— START OF Records for this task —
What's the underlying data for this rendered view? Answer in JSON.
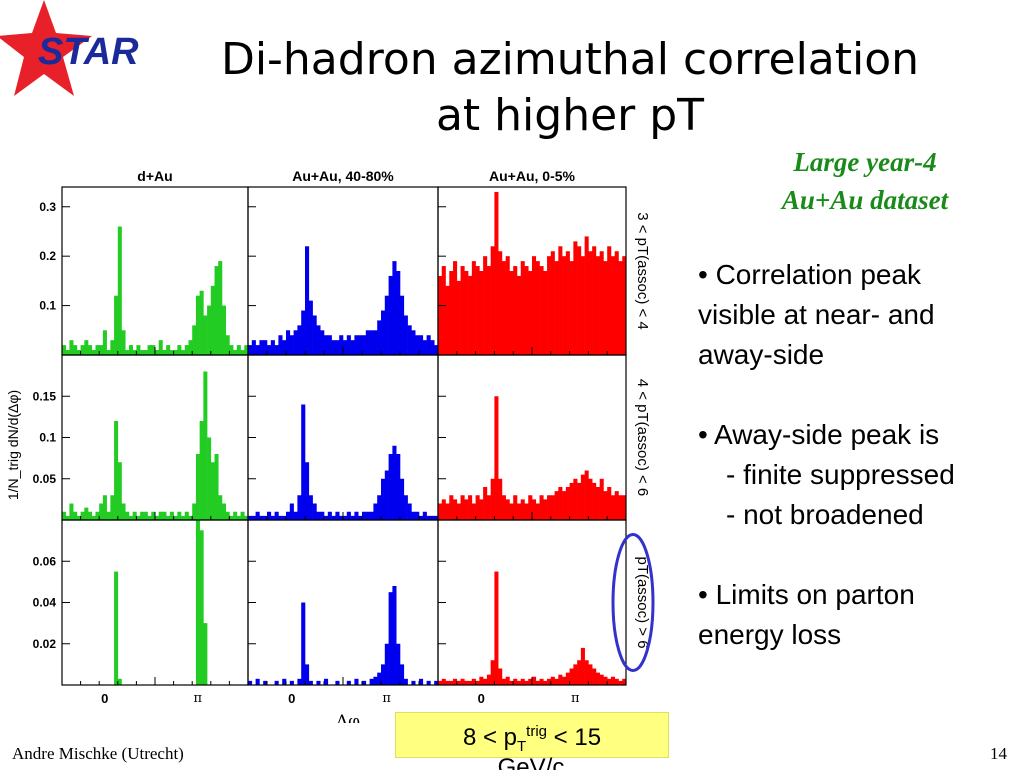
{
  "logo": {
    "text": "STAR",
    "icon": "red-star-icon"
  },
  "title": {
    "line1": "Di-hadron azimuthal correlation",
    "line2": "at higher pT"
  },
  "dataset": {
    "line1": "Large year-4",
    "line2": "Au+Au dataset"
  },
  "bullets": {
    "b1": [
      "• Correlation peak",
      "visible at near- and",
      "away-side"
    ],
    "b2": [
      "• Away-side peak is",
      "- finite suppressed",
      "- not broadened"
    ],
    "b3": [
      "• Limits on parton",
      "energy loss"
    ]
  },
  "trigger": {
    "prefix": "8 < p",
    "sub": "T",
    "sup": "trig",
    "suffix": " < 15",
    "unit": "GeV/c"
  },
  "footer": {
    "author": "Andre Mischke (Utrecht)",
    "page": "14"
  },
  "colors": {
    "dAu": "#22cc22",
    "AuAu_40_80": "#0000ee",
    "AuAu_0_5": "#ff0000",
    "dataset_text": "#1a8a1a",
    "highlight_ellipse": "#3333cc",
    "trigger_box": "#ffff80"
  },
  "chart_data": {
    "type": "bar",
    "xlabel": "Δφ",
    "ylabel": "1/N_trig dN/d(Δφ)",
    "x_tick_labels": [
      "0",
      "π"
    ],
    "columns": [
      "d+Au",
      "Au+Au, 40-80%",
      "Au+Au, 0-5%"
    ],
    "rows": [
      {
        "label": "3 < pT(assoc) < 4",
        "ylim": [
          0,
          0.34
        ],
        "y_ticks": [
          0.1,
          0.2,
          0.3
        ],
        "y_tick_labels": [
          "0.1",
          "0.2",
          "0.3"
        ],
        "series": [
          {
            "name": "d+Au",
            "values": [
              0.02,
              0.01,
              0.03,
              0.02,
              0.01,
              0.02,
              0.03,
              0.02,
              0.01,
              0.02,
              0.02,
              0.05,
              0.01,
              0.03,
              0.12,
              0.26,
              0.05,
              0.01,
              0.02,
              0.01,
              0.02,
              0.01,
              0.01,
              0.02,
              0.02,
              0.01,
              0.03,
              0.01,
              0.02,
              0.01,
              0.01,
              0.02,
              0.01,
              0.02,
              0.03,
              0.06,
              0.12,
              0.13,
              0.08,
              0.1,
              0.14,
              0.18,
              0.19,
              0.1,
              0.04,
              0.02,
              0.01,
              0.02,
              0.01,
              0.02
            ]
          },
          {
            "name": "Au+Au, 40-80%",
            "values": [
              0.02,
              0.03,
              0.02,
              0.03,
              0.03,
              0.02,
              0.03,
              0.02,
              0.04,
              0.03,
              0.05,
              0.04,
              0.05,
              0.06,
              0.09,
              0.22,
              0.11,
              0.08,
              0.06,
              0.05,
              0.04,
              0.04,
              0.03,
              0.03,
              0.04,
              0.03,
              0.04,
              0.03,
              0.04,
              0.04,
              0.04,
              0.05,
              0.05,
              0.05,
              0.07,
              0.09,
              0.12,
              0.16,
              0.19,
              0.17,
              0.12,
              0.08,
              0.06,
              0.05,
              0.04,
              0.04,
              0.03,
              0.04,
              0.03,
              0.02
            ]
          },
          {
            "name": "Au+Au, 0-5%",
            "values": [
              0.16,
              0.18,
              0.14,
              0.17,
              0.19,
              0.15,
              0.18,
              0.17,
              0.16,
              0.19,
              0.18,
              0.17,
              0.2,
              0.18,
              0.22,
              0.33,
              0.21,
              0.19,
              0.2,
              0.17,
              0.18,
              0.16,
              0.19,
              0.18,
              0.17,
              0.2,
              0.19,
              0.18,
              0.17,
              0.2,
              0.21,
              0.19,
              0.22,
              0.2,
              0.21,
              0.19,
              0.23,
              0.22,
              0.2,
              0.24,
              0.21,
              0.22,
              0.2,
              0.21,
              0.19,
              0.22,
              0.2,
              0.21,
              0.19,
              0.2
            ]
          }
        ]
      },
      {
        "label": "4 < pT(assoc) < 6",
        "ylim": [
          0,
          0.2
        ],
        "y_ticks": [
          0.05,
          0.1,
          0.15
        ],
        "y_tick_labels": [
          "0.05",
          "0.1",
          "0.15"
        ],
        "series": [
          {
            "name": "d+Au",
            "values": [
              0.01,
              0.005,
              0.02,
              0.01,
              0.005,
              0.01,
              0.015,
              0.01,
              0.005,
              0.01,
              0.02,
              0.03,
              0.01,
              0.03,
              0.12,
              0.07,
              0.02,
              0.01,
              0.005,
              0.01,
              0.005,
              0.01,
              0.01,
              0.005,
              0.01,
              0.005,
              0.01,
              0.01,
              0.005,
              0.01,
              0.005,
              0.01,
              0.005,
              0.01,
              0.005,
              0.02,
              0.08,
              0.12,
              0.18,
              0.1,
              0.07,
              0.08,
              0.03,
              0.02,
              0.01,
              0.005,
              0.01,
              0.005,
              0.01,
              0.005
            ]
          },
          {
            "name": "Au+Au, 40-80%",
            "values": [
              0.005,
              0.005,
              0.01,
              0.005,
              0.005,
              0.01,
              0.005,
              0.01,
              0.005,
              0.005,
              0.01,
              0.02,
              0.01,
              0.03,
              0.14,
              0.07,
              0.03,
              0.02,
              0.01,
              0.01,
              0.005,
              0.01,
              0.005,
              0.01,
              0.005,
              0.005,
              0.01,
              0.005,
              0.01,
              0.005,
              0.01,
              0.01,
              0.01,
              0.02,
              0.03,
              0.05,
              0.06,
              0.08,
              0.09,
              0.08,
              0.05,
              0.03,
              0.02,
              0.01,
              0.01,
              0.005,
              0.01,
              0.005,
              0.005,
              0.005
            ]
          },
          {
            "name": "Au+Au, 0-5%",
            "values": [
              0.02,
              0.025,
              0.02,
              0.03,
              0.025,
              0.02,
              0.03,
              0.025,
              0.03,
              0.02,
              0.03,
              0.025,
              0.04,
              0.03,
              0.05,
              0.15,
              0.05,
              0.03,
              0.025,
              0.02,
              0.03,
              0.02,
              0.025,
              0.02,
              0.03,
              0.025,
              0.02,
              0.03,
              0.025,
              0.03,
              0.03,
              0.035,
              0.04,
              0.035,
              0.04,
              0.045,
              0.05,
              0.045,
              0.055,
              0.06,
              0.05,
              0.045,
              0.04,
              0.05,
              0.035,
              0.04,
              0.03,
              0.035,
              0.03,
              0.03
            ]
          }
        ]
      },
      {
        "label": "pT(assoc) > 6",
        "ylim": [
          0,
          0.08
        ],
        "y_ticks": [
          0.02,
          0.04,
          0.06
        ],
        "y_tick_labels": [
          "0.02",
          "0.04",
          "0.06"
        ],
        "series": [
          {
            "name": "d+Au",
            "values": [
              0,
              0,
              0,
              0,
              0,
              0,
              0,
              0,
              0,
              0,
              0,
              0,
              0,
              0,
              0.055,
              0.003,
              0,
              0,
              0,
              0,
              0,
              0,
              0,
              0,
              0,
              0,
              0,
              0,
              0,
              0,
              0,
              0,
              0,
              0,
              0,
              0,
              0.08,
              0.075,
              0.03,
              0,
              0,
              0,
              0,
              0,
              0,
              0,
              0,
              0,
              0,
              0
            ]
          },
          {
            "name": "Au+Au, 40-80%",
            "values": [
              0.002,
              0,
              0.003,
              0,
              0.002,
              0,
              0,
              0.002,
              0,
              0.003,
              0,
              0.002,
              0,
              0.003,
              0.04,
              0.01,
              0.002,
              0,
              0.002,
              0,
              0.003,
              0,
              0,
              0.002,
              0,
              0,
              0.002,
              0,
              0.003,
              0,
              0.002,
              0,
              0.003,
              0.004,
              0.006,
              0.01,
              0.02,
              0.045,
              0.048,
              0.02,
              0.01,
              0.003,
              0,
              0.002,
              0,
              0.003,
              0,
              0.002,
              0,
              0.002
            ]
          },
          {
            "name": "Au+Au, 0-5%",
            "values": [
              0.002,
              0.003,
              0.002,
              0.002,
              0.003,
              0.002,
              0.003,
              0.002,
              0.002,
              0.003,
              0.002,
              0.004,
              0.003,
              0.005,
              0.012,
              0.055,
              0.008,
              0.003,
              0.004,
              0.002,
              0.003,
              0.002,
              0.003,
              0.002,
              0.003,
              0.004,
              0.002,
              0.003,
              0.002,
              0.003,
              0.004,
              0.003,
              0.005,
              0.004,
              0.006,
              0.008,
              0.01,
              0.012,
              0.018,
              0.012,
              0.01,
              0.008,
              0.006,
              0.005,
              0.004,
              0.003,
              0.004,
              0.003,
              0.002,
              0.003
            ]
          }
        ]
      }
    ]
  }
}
— END OF Records for this task —
Exercise prompt - Tell how many lines of the data above hold the string "assoc". Give only the number.

Finished exercise - 3